Structured figure records:
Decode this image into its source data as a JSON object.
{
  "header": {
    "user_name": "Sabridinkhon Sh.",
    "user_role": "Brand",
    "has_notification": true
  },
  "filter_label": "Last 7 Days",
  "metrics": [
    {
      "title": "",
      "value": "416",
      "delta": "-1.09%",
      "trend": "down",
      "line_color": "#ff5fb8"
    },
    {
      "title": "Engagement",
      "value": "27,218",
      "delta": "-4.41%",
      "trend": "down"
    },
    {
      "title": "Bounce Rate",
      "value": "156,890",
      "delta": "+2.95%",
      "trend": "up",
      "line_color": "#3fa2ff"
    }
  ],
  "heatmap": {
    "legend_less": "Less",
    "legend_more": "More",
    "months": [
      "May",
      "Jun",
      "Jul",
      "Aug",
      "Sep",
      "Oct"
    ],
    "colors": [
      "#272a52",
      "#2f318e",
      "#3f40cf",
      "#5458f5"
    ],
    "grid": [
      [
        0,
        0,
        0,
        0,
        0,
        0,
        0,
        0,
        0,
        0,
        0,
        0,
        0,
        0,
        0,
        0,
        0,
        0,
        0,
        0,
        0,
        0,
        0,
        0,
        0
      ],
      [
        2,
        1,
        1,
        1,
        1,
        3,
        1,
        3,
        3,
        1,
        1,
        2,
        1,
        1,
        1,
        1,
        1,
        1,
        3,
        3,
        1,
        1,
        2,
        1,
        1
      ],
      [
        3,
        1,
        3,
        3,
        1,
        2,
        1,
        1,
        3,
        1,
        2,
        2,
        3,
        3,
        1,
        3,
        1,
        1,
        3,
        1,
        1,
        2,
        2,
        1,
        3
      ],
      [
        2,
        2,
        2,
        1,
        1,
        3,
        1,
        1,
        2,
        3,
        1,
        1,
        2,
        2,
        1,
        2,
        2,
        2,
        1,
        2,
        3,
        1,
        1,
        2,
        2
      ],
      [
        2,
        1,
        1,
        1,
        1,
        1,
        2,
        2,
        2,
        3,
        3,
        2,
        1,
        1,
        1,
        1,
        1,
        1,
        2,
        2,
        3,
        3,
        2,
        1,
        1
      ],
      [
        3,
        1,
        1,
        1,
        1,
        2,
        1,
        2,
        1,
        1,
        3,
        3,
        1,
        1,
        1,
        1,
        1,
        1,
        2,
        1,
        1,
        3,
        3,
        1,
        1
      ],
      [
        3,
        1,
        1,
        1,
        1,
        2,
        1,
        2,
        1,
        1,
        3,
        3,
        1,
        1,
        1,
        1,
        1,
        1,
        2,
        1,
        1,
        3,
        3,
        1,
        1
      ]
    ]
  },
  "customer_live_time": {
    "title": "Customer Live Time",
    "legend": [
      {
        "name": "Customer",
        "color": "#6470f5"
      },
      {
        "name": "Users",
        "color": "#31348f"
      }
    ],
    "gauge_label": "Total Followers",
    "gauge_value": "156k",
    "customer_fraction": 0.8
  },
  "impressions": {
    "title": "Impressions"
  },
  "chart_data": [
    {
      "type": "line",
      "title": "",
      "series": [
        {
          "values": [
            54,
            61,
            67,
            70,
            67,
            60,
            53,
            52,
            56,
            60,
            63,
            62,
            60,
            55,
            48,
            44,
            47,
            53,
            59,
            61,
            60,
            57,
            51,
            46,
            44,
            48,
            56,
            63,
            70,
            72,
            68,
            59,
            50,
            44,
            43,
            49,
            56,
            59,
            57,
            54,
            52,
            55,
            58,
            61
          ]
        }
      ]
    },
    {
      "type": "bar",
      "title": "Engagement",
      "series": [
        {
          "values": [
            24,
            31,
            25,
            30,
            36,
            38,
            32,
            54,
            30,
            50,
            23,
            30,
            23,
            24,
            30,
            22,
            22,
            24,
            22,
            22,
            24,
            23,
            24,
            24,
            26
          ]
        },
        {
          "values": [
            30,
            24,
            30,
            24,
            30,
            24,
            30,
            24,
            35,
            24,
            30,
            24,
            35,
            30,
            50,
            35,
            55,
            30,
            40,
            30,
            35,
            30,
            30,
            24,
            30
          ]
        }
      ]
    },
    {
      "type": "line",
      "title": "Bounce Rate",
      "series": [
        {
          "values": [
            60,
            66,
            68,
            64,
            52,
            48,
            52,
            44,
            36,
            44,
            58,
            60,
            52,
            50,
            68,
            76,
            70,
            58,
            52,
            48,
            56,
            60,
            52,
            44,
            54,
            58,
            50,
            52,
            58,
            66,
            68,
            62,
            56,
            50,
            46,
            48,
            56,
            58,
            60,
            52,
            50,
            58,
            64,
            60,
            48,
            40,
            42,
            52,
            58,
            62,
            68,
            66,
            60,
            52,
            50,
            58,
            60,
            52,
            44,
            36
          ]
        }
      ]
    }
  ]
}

■ **Objective**
Every entry in the listing must be retyped exactly.

■ **Correct answer**
Decode this image into its source data as a JSON object.
{
  "header": {
    "user_name": "Sabridinkhon Sh.",
    "user_role": "Brand",
    "has_notification": true
  },
  "filter_label": "Last 7 Days",
  "metrics": [
    {
      "title": "",
      "value": "416",
      "delta": "-1.09%",
      "trend": "down",
      "line_color": "#ff5fb8"
    },
    {
      "title": "Engagement",
      "value": "27,218",
      "delta": "-4.41%",
      "trend": "down"
    },
    {
      "title": "Bounce Rate",
      "value": "156,890",
      "delta": "+2.95%",
      "trend": "up",
      "line_color": "#3fa2ff"
    }
  ],
  "heatmap": {
    "legend_less": "Less",
    "legend_more": "More",
    "months": [
      "May",
      "Jun",
      "Jul",
      "Aug",
      "Sep",
      "Oct"
    ],
    "colors": [
      "#272a52",
      "#2f318e",
      "#3f40cf",
      "#5458f5"
    ],
    "grid": [
      [
        0,
        0,
        0,
        0,
        0,
        0,
        0,
        0,
        0,
        0,
        0,
        0,
        0,
        0,
        0,
        0,
        0,
        0,
        0,
        0,
        0,
        0,
        0,
        0,
        0
      ],
      [
        2,
        1,
        1,
        1,
        1,
        3,
        1,
        3,
        3,
        1,
        1,
        2,
        1,
        1,
        1,
        1,
        1,
        1,
        3,
        3,
        1,
        1,
        2,
        1,
        1
      ],
      [
        3,
        1,
        3,
        3,
        1,
        2,
        1,
        1,
        3,
        1,
        2,
        2,
        3,
        3,
        1,
        3,
        1,
        1,
        3,
        1,
        1,
        2,
        2,
        1,
        3
      ],
      [
        2,
        2,
        2,
        1,
        1,
        3,
        1,
        1,
        2,
        3,
        1,
        1,
        2,
        2,
        1,
        2,
        2,
        2,
        1,
        2,
        3,
        1,
        1,
        2,
        2
      ],
      [
        2,
        1,
        1,
        1,
        1,
        1,
        2,
        2,
        2,
        3,
        3,
        2,
        1,
        1,
        1,
        1,
        1,
        1,
        2,
        2,
        3,
        3,
        2,
        1,
        1
      ],
      [
        3,
        1,
        1,
        1,
        1,
        2,
        1,
        2,
        1,
        1,
        3,
        3,
        1,
        1,
        1,
        1,
        1,
        1,
        2,
        1,
        1,
        3,
        3,
        1,
        1
      ],
      [
        3,
        1,
        1,
        1,
        1,
        2,
        1,
        2,
        1,
        1,
        3,
        3,
        1,
        1,
        1,
        1,
        1,
        1,
        2,
        1,
        1,
        3,
        3,
        1,
        1
      ]
    ]
  },
  "customer_live_time": {
    "title": "Customer Live Time",
    "legend": [
      {
        "name": "Customer",
        "color": "#6470f5"
      },
      {
        "name": "Users",
        "color": "#31348f"
      }
    ],
    "gauge_label": "Total Followers",
    "gauge_value": "156k",
    "customer_fraction": 0.8
  },
  "impressions": {
    "title": "Impressions"
  },
  "chart_data": [
    {
      "type": "line",
      "title": "",
      "series": [
        {
          "values": [
            54,
            61,
            67,
            70,
            67,
            60,
            53,
            52,
            56,
            60,
            63,
            62,
            60,
            55,
            48,
            44,
            47,
            53,
            59,
            61,
            60,
            57,
            51,
            46,
            44,
            48,
            56,
            63,
            70,
            72,
            68,
            59,
            50,
            44,
            43,
            49,
            56,
            59,
            57,
            54,
            52,
            55,
            58,
            61
          ]
        }
      ]
    },
    {
      "type": "bar",
      "title": "Engagement",
      "series": [
        {
          "values": [
            24,
            31,
            25,
            30,
            36,
            38,
            32,
            54,
            30,
            50,
            23,
            30,
            23,
            24,
            30,
            22,
            22,
            24,
            22,
            22,
            24,
            23,
            24,
            24,
            26
          ]
        },
        {
          "values": [
            30,
            24,
            30,
            24,
            30,
            24,
            30,
            24,
            35,
            24,
            30,
            24,
            35,
            30,
            50,
            35,
            55,
            30,
            40,
            30,
            35,
            30,
            30,
            24,
            30
          ]
        }
      ]
    },
    {
      "type": "line",
      "title": "Bounce Rate",
      "series": [
        {
          "values": [
            60,
            66,
            68,
            64,
            52,
            48,
            52,
            44,
            36,
            44,
            58,
            60,
            52,
            50,
            68,
            76,
            70,
            58,
            52,
            48,
            56,
            60,
            52,
            44,
            54,
            58,
            50,
            52,
            58,
            66,
            68,
            62,
            56,
            50,
            46,
            48,
            56,
            58,
            60,
            52,
            50,
            58,
            64,
            60,
            48,
            40,
            42,
            52,
            58,
            62,
            68,
            66,
            60,
            52,
            50,
            58,
            60,
            52,
            44,
            36
          ]
        }
      ]
    }
  ]
}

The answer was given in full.